> **DATA EXCERPTS**:
>>

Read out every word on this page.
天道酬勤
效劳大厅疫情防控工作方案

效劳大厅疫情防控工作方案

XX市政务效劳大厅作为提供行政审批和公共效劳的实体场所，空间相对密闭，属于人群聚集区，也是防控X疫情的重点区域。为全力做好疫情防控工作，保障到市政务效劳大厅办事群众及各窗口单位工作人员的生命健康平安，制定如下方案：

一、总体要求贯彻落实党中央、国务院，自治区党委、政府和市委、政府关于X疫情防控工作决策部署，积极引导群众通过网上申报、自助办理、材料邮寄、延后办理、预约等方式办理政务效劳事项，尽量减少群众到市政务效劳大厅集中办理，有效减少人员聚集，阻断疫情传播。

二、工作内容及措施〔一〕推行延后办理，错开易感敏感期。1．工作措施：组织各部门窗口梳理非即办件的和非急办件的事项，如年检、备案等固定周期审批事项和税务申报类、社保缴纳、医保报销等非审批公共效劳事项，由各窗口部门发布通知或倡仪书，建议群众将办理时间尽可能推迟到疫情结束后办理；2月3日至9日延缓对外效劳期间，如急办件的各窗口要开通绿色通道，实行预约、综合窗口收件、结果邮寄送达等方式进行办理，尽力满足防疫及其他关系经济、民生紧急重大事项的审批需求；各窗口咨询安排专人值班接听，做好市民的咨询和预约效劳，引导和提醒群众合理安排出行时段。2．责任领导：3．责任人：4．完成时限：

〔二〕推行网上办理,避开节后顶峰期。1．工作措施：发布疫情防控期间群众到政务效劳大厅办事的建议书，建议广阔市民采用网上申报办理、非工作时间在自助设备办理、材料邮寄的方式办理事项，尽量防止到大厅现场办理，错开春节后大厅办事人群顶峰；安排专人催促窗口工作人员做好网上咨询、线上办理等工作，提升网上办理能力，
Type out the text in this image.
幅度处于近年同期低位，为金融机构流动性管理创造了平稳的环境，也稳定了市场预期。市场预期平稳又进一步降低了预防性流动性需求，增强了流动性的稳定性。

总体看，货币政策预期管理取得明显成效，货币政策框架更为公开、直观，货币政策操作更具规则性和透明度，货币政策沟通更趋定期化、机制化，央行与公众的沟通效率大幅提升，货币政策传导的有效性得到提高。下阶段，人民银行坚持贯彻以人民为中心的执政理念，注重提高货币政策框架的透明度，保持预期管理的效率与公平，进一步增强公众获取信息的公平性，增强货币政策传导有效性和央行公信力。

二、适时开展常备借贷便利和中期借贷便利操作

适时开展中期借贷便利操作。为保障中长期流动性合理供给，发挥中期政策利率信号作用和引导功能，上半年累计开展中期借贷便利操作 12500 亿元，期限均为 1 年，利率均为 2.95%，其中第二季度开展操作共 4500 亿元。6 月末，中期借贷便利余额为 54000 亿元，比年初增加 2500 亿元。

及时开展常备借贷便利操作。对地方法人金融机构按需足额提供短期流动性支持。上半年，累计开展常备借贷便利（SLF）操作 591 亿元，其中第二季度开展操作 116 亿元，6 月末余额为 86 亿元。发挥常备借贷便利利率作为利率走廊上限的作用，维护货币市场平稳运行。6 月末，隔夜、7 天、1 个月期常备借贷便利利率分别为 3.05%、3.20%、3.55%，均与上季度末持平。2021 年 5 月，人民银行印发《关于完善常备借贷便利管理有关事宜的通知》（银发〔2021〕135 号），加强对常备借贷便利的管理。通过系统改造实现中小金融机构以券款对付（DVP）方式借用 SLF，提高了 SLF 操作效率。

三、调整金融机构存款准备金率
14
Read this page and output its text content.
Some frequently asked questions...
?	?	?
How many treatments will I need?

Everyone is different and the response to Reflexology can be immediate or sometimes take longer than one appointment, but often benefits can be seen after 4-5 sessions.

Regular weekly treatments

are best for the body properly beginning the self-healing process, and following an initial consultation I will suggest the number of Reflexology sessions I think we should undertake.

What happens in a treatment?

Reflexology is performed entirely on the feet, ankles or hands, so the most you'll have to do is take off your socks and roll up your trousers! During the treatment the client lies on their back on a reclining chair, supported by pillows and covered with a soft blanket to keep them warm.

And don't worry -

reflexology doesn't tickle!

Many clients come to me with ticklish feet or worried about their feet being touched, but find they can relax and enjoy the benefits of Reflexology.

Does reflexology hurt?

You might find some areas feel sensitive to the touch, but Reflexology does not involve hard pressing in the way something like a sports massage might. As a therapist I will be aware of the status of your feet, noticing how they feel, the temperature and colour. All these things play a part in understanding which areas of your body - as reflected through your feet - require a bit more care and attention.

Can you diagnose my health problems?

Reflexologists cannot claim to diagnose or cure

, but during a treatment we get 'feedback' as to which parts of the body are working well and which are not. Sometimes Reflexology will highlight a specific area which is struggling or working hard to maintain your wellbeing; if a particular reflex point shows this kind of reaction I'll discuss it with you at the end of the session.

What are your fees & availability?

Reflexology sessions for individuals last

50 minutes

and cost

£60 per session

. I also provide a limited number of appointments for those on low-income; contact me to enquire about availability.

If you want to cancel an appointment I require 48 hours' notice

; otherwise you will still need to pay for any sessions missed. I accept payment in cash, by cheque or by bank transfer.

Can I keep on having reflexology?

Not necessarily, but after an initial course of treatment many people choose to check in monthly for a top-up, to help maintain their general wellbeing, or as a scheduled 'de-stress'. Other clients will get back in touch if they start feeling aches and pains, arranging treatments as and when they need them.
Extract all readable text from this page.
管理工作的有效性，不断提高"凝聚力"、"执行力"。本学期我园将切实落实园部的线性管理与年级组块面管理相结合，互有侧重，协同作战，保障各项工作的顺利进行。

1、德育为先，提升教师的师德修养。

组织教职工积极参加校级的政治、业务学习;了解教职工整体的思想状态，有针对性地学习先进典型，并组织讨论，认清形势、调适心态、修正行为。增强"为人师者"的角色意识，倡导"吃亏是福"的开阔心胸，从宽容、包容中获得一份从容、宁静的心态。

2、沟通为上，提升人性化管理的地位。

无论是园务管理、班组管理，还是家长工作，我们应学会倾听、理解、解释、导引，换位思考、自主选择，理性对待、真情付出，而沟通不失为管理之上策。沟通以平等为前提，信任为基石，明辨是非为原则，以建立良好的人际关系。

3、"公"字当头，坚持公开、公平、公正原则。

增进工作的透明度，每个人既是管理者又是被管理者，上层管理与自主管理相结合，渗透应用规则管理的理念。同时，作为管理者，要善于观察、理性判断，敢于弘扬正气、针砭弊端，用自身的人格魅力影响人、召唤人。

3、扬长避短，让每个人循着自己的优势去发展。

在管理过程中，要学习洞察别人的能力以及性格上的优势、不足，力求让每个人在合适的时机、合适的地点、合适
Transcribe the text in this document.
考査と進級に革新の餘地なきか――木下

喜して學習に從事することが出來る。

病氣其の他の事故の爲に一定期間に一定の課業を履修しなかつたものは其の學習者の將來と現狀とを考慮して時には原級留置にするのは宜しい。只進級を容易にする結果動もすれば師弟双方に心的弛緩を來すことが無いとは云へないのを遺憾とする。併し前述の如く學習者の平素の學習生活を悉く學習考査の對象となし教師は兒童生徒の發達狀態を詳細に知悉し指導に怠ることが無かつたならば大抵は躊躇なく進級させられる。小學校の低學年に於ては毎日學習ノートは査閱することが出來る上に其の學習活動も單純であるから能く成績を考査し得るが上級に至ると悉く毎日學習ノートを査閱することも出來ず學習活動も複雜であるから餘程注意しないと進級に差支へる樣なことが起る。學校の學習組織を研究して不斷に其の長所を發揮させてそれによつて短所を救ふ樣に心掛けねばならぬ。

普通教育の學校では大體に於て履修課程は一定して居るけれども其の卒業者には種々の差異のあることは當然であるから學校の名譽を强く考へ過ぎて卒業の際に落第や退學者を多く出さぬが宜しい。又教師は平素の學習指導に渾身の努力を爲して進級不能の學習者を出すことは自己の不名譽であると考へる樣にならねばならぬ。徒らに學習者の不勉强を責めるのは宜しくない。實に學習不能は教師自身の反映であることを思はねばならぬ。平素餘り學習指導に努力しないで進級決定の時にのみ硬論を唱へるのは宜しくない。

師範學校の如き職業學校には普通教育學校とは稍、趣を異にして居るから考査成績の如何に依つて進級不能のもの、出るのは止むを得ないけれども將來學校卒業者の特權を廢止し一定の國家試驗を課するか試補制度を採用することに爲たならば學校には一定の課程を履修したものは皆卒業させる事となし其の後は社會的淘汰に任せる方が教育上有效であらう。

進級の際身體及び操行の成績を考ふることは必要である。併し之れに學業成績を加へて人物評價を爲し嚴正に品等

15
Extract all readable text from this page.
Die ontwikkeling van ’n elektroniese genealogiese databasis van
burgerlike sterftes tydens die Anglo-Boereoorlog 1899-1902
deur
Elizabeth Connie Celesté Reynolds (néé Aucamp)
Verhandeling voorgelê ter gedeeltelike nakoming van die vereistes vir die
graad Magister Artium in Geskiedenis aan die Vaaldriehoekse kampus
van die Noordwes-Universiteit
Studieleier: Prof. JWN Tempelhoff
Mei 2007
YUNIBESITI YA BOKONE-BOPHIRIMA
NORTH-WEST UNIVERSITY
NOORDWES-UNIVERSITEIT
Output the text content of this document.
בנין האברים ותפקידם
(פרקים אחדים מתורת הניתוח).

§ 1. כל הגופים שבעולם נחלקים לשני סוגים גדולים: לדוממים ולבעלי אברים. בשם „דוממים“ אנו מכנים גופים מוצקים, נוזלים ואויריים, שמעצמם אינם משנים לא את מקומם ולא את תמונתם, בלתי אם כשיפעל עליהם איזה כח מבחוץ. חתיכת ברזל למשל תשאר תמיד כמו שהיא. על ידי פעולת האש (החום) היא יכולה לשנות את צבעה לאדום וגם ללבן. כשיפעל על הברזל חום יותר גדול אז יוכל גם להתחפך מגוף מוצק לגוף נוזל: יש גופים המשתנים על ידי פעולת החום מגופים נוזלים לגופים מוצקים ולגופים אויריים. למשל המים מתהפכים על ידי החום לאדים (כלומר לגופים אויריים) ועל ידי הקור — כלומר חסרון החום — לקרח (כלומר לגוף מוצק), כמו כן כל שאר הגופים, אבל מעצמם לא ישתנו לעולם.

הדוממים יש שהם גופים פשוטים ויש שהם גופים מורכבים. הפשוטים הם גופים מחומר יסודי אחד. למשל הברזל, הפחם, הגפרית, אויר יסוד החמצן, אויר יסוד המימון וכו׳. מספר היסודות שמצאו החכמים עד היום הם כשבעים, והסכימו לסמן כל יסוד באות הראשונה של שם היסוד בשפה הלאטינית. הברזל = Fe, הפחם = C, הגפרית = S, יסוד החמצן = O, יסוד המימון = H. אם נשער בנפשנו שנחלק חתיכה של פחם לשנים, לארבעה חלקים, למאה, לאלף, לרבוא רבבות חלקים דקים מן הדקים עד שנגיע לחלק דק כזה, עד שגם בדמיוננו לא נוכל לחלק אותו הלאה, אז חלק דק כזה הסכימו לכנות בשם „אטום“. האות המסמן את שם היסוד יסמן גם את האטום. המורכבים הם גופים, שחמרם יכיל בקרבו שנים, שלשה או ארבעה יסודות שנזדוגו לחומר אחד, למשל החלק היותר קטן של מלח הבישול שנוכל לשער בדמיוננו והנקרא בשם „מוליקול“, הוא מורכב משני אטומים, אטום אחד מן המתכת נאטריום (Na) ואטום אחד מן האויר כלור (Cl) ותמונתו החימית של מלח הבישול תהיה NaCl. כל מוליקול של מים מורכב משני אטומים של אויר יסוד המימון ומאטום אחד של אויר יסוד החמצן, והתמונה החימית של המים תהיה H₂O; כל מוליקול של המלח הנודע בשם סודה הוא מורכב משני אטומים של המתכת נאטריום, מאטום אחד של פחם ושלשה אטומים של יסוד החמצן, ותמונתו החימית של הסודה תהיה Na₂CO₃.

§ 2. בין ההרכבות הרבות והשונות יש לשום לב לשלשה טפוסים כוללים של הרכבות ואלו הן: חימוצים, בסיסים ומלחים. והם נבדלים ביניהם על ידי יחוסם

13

<<

> **AIM**:
Show the lines of the data that hold the word "treatments".

> **OUTPUT FOR THIS EXERCISE**:
How many treatments will I need?
Regular weekly treatments
Not necessarily, but after an initial course of treatment many people choose to check in monthly for a top-up, to help maintain their general wellbeing, or as a scheduled 'de-stress'. Other clients will get back in touch if they start feeling aches and pains, arranging treatments as and when they need them.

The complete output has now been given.